Records excerpted from a collection:
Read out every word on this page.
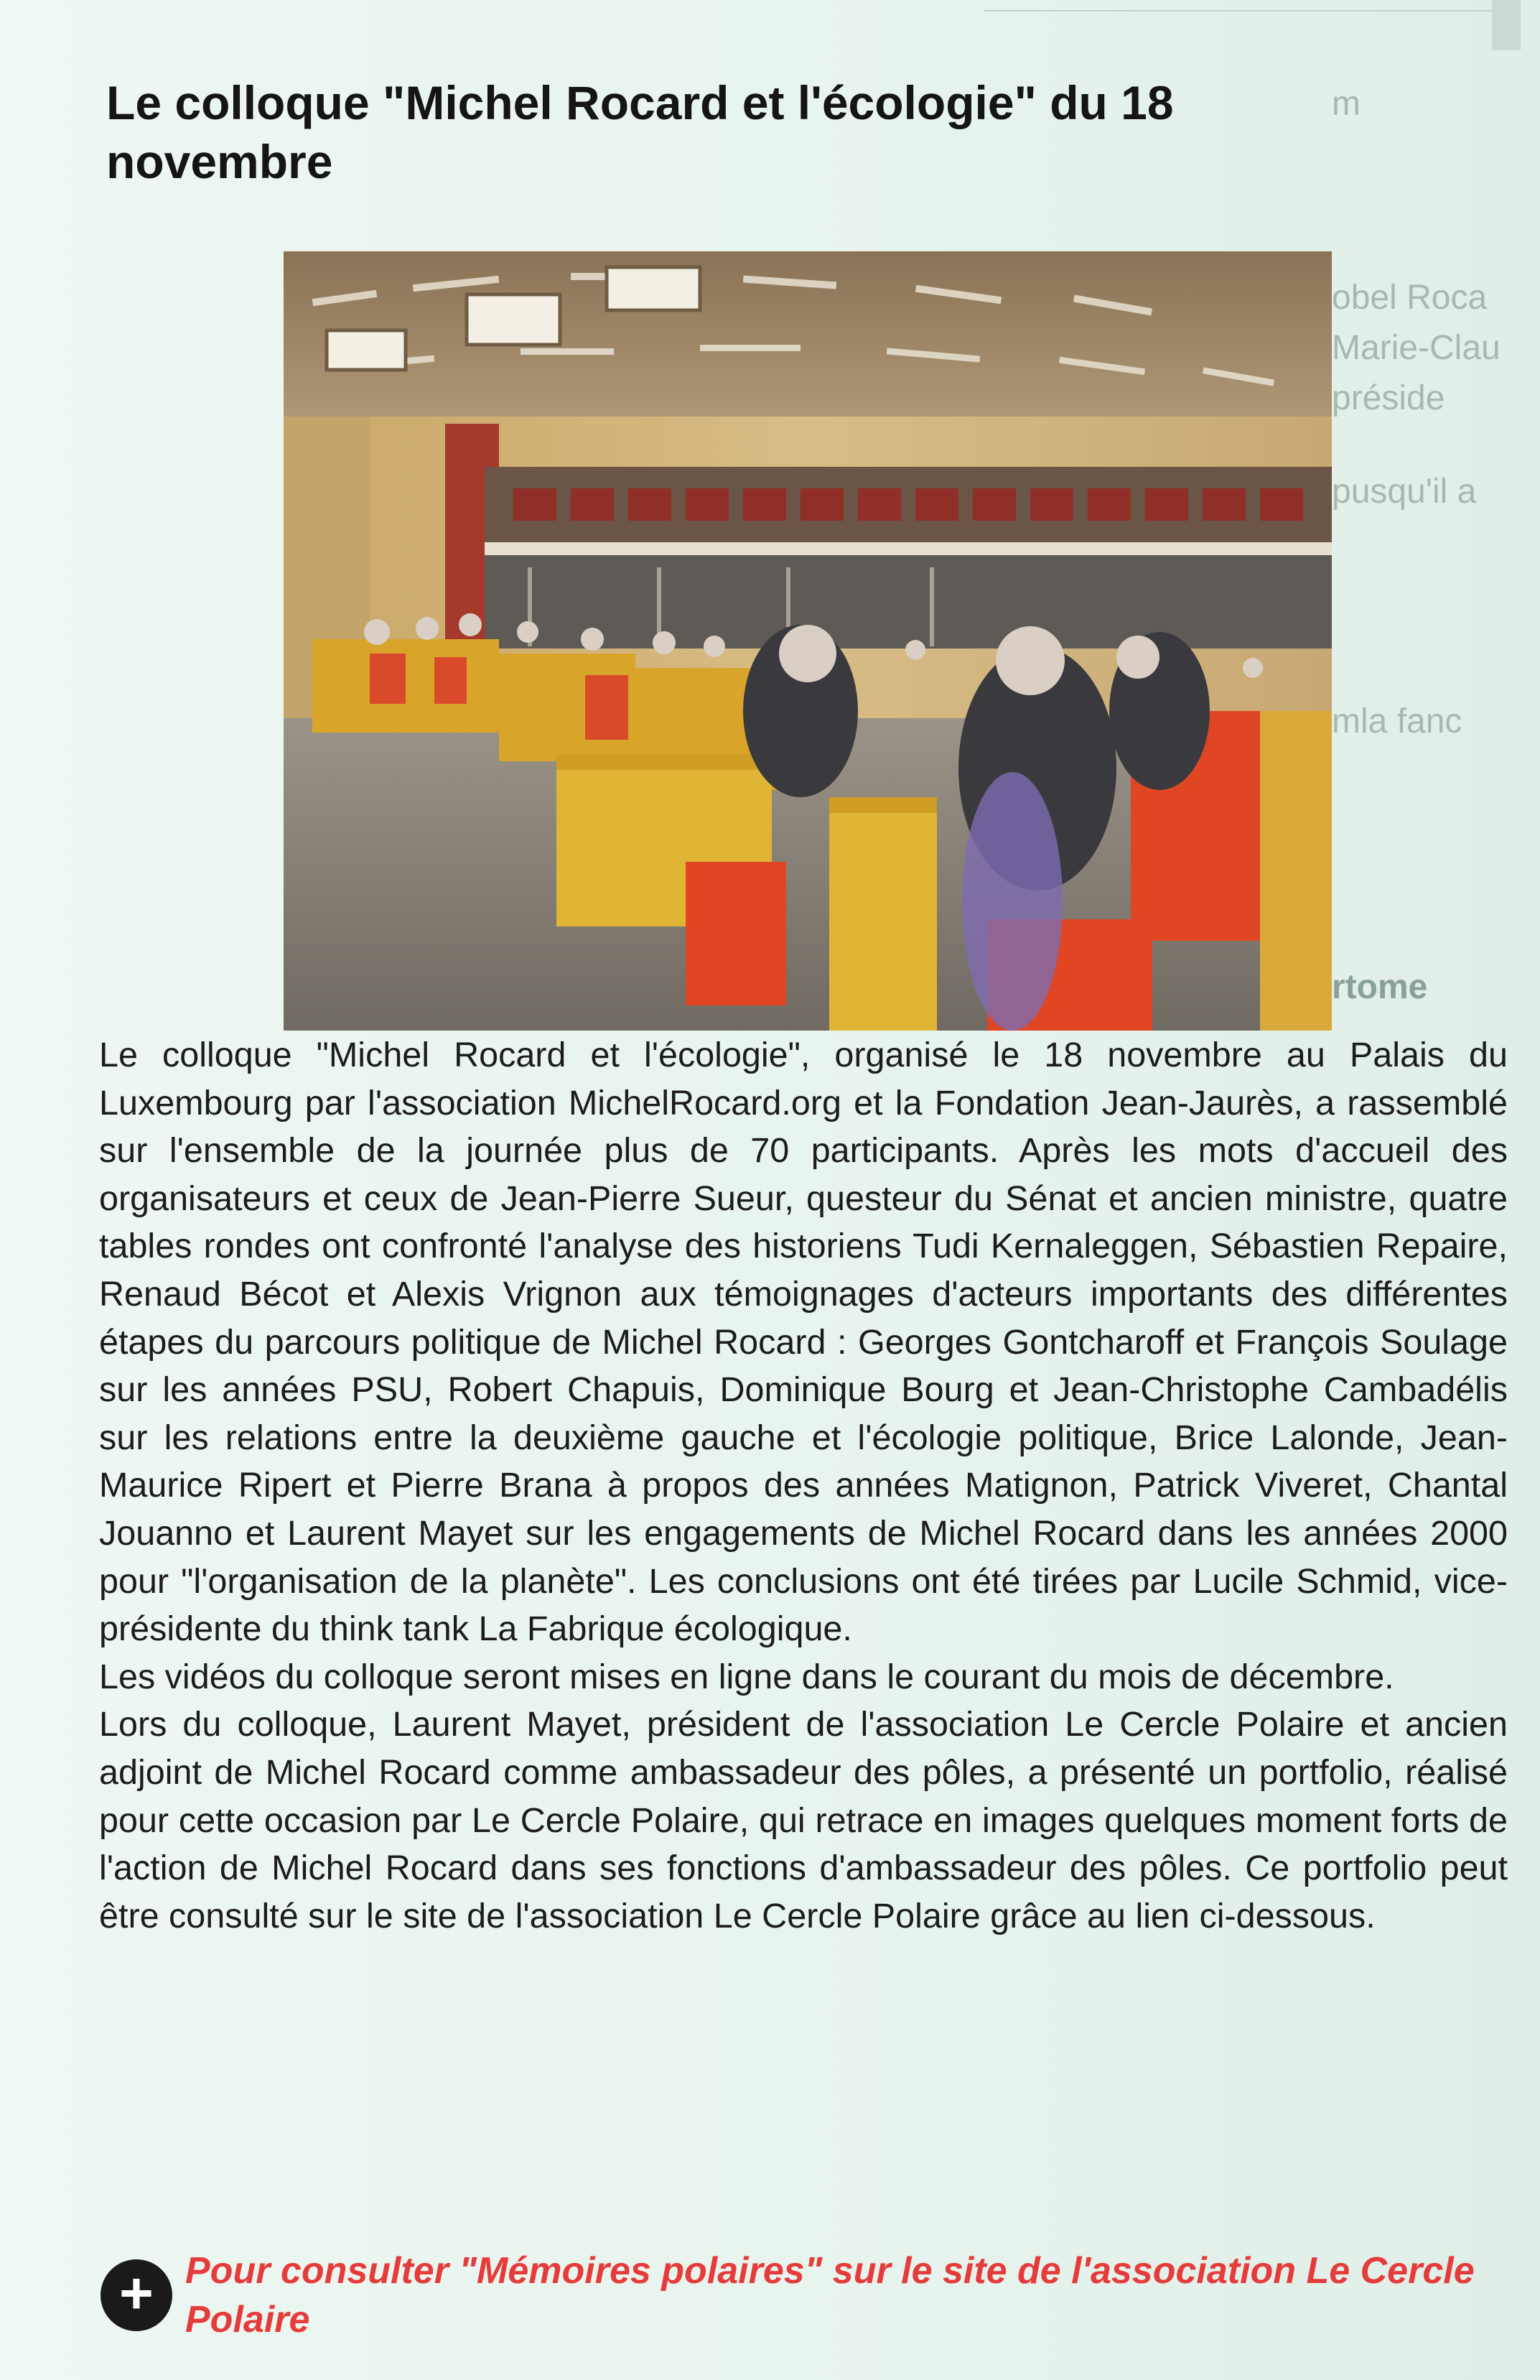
m
obel Roca
Marie-Clau
préside
pusqu'il a
mla fanc
rtome
Le colloque "Michel Rocard et l'écologie" du 18 novembre

Le colloque "Michel Rocard et l'écologie", organisé le 18 novembre au Palais du Luxembourg par l'association MichelRocard.org et la Fondation Jean-Jaurès, a rassemblé sur l'ensemble de la journée plus de 70 participants. Après les mots d'accueil des organisateurs et ceux de Jean-Pierre Sueur, questeur du Sénat et ancien ministre, quatre tables rondes ont confronté l'analyse des historiens Tudi Kernaleggen, Sébastien Repaire, Renaud Bécot et Alexis Vrignon aux témoignages d'acteurs importants des différentes étapes du parcours politique de Michel Rocard : Georges Gontcharoff et François Soulage sur les années PSU, Robert Chapuis, Dominique Bourg et Jean-Christophe Cambadélis sur les relations entre la deuxième gauche et l'écologie politique, Brice Lalonde, Jean-Maurice Ripert et Pierre Brana à propos des années Matignon, Patrick Viveret, Chantal Jouanno et Laurent Mayet sur les engagements de Michel Rocard dans les années 2000 pour "l'organisation de la planète". Les conclusions ont été tirées par Lucile Schmid, vice-présidente du think tank La Fabrique écologique.

Les vidéos du colloque seront mises en ligne dans le courant du mois de décembre.

Lors du colloque, Laurent Mayet, président de l'association Le Cercle Polaire et ancien adjoint de Michel Rocard comme ambassadeur des pôles, a présenté un portfolio, réalisé pour cette occasion par Le Cercle Polaire, qui retrace en images quelques moment forts de l'action de Michel Rocard dans ses fonctions d'ambassadeur des pôles. Ce portfolio peut être consulté sur le site de l'association Le Cercle Polaire grâce au lien ci-dessous.

+ Pour consulter "Mémoires polaires" sur le site de l'association Le Cercle Polaire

Work required
A faithful copy of the records above is needed, with the pictures left out.

Output of the exercise
Read out every word on this page.
m
obel Roca
Marie-Clau
préside
pusqu'il a
mla fanc
rtome
Le colloque "Michel Rocard et l'écologie" du 18 novembre

Le colloque "Michel Rocard et l'écologie", organisé le 18 novembre au Palais du Luxembourg par l'association MichelRocard.org et la Fondation Jean-Jaurès, a rassemblé sur l'ensemble de la journée plus de 70 participants. Après les mots d'accueil des organisateurs et ceux de Jean-Pierre Sueur, questeur du Sénat et ancien ministre, quatre tables rondes ont confronté l'analyse des historiens Tudi Kernaleggen, Sébastien Repaire, Renaud Bécot et Alexis Vrignon aux témoignages d'acteurs importants des différentes étapes du parcours politique de Michel Rocard : Georges Gontcharoff et François Soulage sur les années PSU, Robert Chapuis, Dominique Bourg et Jean-Christophe Cambadélis sur les relations entre la deuxième gauche et l'écologie politique, Brice Lalonde, Jean-Maurice Ripert et Pierre Brana à propos des années Matignon, Patrick Viveret, Chantal Jouanno et Laurent Mayet sur les engagements de Michel Rocard dans les années 2000 pour "l'organisation de la planète". Les conclusions ont été tirées par Lucile Schmid, vice-présidente du think tank La Fabrique écologique.

Les vidéos du colloque seront mises en ligne dans le courant du mois de décembre.

Lors du colloque, Laurent Mayet, président de l'association Le Cercle Polaire et ancien adjoint de Michel Rocard comme ambassadeur des pôles, a présenté un portfolio, réalisé pour cette occasion par Le Cercle Polaire, qui retrace en images quelques moment forts de l'action de Michel Rocard dans ses fonctions d'ambassadeur des pôles. Ce portfolio peut être consulté sur le site de l'association Le Cercle Polaire grâce au lien ci-dessous.

+ Pour consulter "Mémoires polaires" sur le site de l'association Le Cercle Polaire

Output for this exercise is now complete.